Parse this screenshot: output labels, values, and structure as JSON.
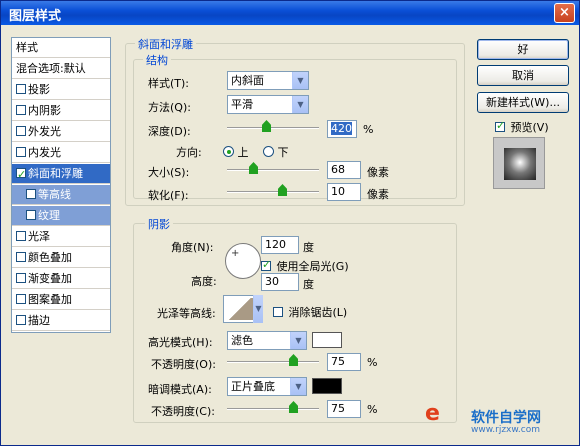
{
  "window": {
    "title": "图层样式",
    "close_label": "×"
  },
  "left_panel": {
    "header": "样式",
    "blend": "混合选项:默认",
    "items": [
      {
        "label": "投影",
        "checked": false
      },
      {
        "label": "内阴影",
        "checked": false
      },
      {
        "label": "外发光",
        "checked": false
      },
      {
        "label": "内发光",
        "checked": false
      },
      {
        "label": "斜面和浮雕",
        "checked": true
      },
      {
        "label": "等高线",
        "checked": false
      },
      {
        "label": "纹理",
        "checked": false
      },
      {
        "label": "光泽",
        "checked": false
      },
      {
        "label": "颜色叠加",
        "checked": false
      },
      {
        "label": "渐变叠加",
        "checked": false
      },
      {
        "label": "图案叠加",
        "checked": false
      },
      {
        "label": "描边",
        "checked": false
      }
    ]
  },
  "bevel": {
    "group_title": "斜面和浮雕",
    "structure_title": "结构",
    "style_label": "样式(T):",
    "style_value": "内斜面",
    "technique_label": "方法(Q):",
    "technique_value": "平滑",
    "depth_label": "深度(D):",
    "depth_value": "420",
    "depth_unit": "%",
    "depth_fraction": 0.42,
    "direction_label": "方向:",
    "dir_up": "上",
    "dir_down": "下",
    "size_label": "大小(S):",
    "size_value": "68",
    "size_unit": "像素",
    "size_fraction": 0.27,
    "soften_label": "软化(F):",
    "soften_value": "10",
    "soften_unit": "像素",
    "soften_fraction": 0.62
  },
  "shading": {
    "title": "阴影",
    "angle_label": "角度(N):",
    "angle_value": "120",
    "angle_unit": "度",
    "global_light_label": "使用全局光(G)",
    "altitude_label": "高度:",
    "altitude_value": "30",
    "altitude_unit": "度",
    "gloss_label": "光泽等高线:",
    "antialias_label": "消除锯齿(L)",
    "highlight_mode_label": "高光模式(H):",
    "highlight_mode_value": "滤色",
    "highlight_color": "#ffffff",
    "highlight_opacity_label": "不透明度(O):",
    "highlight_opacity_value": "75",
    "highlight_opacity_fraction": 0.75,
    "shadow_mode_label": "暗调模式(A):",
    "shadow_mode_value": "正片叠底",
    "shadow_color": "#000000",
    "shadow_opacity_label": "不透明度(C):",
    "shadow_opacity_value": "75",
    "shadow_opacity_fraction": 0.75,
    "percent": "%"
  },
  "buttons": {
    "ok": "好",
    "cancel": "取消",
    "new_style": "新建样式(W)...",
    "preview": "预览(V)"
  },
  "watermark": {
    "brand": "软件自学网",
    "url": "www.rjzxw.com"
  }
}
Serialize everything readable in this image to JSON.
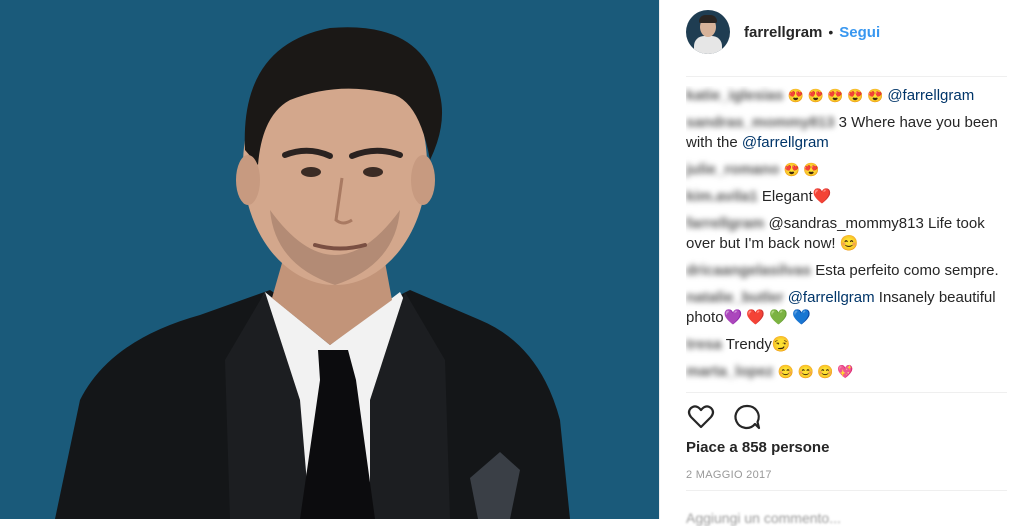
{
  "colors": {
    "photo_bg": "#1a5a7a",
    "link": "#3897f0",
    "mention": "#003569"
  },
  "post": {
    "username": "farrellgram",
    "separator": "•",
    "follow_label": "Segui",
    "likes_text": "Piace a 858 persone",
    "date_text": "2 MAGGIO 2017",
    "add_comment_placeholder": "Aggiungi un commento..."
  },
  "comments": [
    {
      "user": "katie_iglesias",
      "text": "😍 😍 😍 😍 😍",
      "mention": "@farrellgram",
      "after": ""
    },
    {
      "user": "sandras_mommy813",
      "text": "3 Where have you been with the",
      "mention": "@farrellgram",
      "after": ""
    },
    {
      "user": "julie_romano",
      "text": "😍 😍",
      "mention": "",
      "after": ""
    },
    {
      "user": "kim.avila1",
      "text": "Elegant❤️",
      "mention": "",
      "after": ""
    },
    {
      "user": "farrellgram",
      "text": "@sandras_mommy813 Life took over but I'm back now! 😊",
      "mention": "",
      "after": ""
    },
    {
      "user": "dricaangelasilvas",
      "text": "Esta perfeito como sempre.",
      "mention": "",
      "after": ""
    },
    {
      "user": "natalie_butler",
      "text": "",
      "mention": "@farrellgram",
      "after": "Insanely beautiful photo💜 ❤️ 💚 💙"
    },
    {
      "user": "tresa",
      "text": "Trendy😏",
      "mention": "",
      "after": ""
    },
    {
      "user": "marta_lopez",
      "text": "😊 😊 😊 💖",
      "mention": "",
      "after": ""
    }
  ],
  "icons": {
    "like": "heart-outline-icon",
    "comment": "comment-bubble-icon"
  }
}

__PROBLEM STATEMENT__: Reproduce all entries without any change, and omit the pictures.

__SOLUTION__:
Parse this screenshot: output labels, values, and structure as JSON.
{
  "window": {
    "title": "图层样式",
    "close_label": "×"
  },
  "left_panel": {
    "header": "样式",
    "blend": "混合选项:默认",
    "items": [
      {
        "label": "投影",
        "checked": false
      },
      {
        "label": "内阴影",
        "checked": false
      },
      {
        "label": "外发光",
        "checked": false
      },
      {
        "label": "内发光",
        "checked": false
      },
      {
        "label": "斜面和浮雕",
        "checked": true
      },
      {
        "label": "等高线",
        "checked": false
      },
      {
        "label": "纹理",
        "checked": false
      },
      {
        "label": "光泽",
        "checked": false
      },
      {
        "label": "颜色叠加",
        "checked": false
      },
      {
        "label": "渐变叠加",
        "checked": false
      },
      {
        "label": "图案叠加",
        "checked": false
      },
      {
        "label": "描边",
        "checked": false
      }
    ]
  },
  "bevel": {
    "group_title": "斜面和浮雕",
    "structure_title": "结构",
    "style_label": "样式(T):",
    "style_value": "内斜面",
    "technique_label": "方法(Q):",
    "technique_value": "平滑",
    "depth_label": "深度(D):",
    "depth_value": "420",
    "depth_unit": "%",
    "depth_fraction": 0.42,
    "direction_label": "方向:",
    "dir_up": "上",
    "dir_down": "下",
    "size_label": "大小(S):",
    "size_value": "68",
    "size_unit": "像素",
    "size_fraction": 0.27,
    "soften_label": "软化(F):",
    "soften_value": "10",
    "soften_unit": "像素",
    "soften_fraction": 0.62
  },
  "shading": {
    "title": "阴影",
    "angle_label": "角度(N):",
    "angle_value": "120",
    "angle_unit": "度",
    "global_light_label": "使用全局光(G)",
    "altitude_label": "高度:",
    "altitude_value": "30",
    "altitude_unit": "度",
    "gloss_label": "光泽等高线:",
    "antialias_label": "消除锯齿(L)",
    "highlight_mode_label": "高光模式(H):",
    "highlight_mode_value": "滤色",
    "highlight_color": "#ffffff",
    "highlight_opacity_label": "不透明度(O):",
    "highlight_opacity_value": "75",
    "highlight_opacity_fraction": 0.75,
    "shadow_mode_label": "暗调模式(A):",
    "shadow_mode_value": "正片叠底",
    "shadow_color": "#000000",
    "shadow_opacity_label": "不透明度(C):",
    "shadow_opacity_value": "75",
    "shadow_opacity_fraction": 0.75,
    "percent": "%"
  },
  "buttons": {
    "ok": "好",
    "cancel": "取消",
    "new_style": "新建样式(W)...",
    "preview": "预览(V)"
  },
  "watermark": {
    "brand": "软件自学网",
    "url": "www.rjzxw.com"
  }
}
Serialize everything readable in this image to JSON.
{
  "colors": {
    "photo_bg": "#1a5a7a",
    "link": "#3897f0",
    "mention": "#003569"
  },
  "post": {
    "username": "farrellgram",
    "separator": "•",
    "follow_label": "Segui",
    "likes_text": "Piace a 858 persone",
    "date_text": "2 MAGGIO 2017",
    "add_comment_placeholder": "Aggiungi un commento..."
  },
  "comments": [
    {
      "user": "katie_iglesias",
      "text": "😍 😍 😍 😍 😍",
      "mention": "@farrellgram",
      "after": ""
    },
    {
      "user": "sandras_mommy813",
      "text": "3 Where have you been with the",
      "mention": "@farrellgram",
      "after": ""
    },
    {
      "user": "julie_romano",
      "text": "😍 😍",
      "mention": "",
      "after": ""
    },
    {
      "user": "kim.avila1",
      "text": "Elegant❤️",
      "mention": "",
      "after": ""
    },
    {
      "user": "farrellgram",
      "text": "@sandras_mommy813 Life took over but I'm back now! 😊",
      "mention": "",
      "after": ""
    },
    {
      "user": "dricaangelasilvas",
      "text": "Esta perfeito como sempre.",
      "mention": "",
      "after": ""
    },
    {
      "user": "natalie_butler",
      "text": "",
      "mention": "@farrellgram",
      "after": "Insanely beautiful photo💜 ❤️ 💚 💙"
    },
    {
      "user": "tresa",
      "text": "Trendy😏",
      "mention": "",
      "after": ""
    },
    {
      "user": "marta_lopez",
      "text": "😊 😊 😊 💖",
      "mention": "",
      "after": ""
    }
  ],
  "icons": {
    "like": "heart-outline-icon",
    "comment": "comment-bubble-icon"
  }
}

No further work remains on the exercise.